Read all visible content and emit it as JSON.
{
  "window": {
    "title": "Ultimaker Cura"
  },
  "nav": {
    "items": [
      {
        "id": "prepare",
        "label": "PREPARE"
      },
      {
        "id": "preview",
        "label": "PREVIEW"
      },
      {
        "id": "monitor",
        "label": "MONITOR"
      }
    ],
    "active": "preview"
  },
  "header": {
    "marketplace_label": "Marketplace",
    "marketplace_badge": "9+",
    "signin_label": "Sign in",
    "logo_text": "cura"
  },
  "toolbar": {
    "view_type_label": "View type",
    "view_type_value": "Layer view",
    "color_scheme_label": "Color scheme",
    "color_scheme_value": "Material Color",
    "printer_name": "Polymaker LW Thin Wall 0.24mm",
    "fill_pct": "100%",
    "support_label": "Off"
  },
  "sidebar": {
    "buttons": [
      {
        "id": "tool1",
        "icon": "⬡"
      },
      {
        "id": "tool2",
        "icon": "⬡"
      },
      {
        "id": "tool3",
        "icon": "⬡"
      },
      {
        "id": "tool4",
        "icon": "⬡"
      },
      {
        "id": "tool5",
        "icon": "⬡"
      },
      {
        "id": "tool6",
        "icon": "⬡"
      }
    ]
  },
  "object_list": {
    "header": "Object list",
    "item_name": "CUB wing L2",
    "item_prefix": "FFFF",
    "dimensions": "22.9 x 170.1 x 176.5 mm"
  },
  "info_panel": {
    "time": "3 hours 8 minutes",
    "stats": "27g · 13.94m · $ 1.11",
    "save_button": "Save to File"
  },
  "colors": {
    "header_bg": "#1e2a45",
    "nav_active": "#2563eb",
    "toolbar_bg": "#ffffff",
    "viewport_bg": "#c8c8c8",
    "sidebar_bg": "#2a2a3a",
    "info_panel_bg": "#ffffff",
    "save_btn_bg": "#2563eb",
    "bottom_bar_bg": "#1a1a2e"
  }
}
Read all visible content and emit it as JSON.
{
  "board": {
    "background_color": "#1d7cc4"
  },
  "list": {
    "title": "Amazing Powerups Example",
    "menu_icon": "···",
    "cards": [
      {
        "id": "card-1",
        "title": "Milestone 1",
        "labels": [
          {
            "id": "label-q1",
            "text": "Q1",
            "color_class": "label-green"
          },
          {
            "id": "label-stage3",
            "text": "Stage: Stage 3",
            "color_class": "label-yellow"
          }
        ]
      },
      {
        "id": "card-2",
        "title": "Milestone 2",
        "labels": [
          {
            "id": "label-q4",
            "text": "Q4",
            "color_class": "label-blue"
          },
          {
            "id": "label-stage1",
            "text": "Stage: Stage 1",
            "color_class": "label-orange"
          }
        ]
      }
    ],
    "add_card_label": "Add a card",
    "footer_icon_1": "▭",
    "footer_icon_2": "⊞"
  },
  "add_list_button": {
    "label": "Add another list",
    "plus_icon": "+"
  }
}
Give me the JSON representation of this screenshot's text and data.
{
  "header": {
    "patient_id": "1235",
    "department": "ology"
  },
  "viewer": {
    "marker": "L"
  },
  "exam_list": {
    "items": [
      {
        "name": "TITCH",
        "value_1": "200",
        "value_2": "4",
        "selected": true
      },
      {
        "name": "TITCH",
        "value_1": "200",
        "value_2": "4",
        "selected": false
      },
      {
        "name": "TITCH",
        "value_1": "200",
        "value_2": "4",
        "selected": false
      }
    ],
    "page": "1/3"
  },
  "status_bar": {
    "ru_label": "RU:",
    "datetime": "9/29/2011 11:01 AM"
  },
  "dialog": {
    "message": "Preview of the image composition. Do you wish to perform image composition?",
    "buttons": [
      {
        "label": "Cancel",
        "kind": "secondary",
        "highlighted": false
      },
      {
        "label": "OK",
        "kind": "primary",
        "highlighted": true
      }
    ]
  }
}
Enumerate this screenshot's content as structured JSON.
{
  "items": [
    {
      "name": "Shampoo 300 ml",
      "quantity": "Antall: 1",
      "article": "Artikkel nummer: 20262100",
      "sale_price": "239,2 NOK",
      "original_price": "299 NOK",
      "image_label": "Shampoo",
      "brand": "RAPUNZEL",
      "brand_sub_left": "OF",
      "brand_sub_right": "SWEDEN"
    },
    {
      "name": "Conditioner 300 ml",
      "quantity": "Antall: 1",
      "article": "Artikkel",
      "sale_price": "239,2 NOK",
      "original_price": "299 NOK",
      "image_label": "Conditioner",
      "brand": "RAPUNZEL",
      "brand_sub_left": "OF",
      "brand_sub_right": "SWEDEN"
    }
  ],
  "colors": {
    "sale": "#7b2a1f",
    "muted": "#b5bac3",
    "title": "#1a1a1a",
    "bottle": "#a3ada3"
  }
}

============

Copy every record exactly as presented.

*RESULT*:
Read all visible content and emit it as JSON.
{
  "window": {
    "title": "Ultimaker Cura"
  },
  "nav": {
    "items": [
      {
        "id": "prepare",
        "label": "PREPARE"
      },
      {
        "id": "preview",
        "label": "PREVIEW"
      },
      {
        "id": "monitor",
        "label": "MONITOR"
      }
    ],
    "active": "preview"
  },
  "header": {
    "marketplace_label": "Marketplace",
    "marketplace_badge": "9+",
    "signin_label": "Sign in",
    "logo_text": "cura"
  },
  "toolbar": {
    "view_type_label": "View type",
    "view_type_value": "Layer view",
    "color_scheme_label": "Color scheme",
    "color_scheme_value": "Material Color",
    "printer_name": "Polymaker LW Thin Wall 0.24mm",
    "fill_pct": "100%",
    "support_label": "Off"
  },
  "sidebar": {
    "buttons": [
      {
        "id": "tool1",
        "icon": "⬡"
      },
      {
        "id": "tool2",
        "icon": "⬡"
      },
      {
        "id": "tool3",
        "icon": "⬡"
      },
      {
        "id": "tool4",
        "icon": "⬡"
      },
      {
        "id": "tool5",
        "icon": "⬡"
      },
      {
        "id": "tool6",
        "icon": "⬡"
      }
    ]
  },
  "object_list": {
    "header": "Object list",
    "item_name": "CUB wing L2",
    "item_prefix": "FFFF",
    "dimensions": "22.9 x 170.1 x 176.5 mm"
  },
  "info_panel": {
    "time": "3 hours 8 minutes",
    "stats": "27g · 13.94m · $ 1.11",
    "save_button": "Save to File"
  },
  "colors": {
    "header_bg": "#1e2a45",
    "nav_active": "#2563eb",
    "toolbar_bg": "#ffffff",
    "viewport_bg": "#c8c8c8",
    "sidebar_bg": "#2a2a3a",
    "info_panel_bg": "#ffffff",
    "save_btn_bg": "#2563eb",
    "bottom_bar_bg": "#1a1a2e"
  }
}
Read all visible content and emit it as JSON.
{
  "board": {
    "background_color": "#1d7cc4"
  },
  "list": {
    "title": "Amazing Powerups Example",
    "menu_icon": "···",
    "cards": [
      {
        "id": "card-1",
        "title": "Milestone 1",
        "labels": [
          {
            "id": "label-q1",
            "text": "Q1",
            "color_class": "label-green"
          },
          {
            "id": "label-stage3",
            "text": "Stage: Stage 3",
            "color_class": "label-yellow"
          }
        ]
      },
      {
        "id": "card-2",
        "title": "Milestone 2",
        "labels": [
          {
            "id": "label-q4",
            "text": "Q4",
            "color_class": "label-blue"
          },
          {
            "id": "label-stage1",
            "text": "Stage: Stage 1",
            "color_class": "label-orange"
          }
        ]
      }
    ],
    "add_card_label": "Add a card",
    "footer_icon_1": "▭",
    "footer_icon_2": "⊞"
  },
  "add_list_button": {
    "label": "Add another list",
    "plus_icon": "+"
  }
}
Give me the JSON representation of this screenshot's text and data.
{
  "header": {
    "patient_id": "1235",
    "department": "ology"
  },
  "viewer": {
    "marker": "L"
  },
  "exam_list": {
    "items": [
      {
        "name": "TITCH",
        "value_1": "200",
        "value_2": "4",
        "selected": true
      },
      {
        "name": "TITCH",
        "value_1": "200",
        "value_2": "4",
        "selected": false
      },
      {
        "name": "TITCH",
        "value_1": "200",
        "value_2": "4",
        "selected": false
      }
    ],
    "page": "1/3"
  },
  "status_bar": {
    "ru_label": "RU:",
    "datetime": "9/29/2011 11:01 AM"
  },
  "dialog": {
    "message": "Preview of the image composition. Do you wish to perform image composition?",
    "buttons": [
      {
        "label": "Cancel",
        "kind": "secondary",
        "highlighted": false
      },
      {
        "label": "OK",
        "kind": "primary",
        "highlighted": true
      }
    ]
  }
}
Enumerate this screenshot's content as structured JSON.
{
  "items": [
    {
      "name": "Shampoo 300 ml",
      "quantity": "Antall: 1",
      "article": "Artikkel nummer: 20262100",
      "sale_price": "239,2 NOK",
      "original_price": "299 NOK",
      "image_label": "Shampoo",
      "brand": "RAPUNZEL",
      "brand_sub_left": "OF",
      "brand_sub_right": "SWEDEN"
    },
    {
      "name": "Conditioner 300 ml",
      "quantity": "Antall: 1",
      "article": "Artikkel",
      "sale_price": "239,2 NOK",
      "original_price": "299 NOK",
      "image_label": "Conditioner",
      "brand": "RAPUNZEL",
      "brand_sub_left": "OF",
      "brand_sub_right": "SWEDEN"
    }
  ],
  "colors": {
    "sale": "#7b2a1f",
    "muted": "#b5bac3",
    "title": "#1a1a1a",
    "bottle": "#a3ada3"
  }
}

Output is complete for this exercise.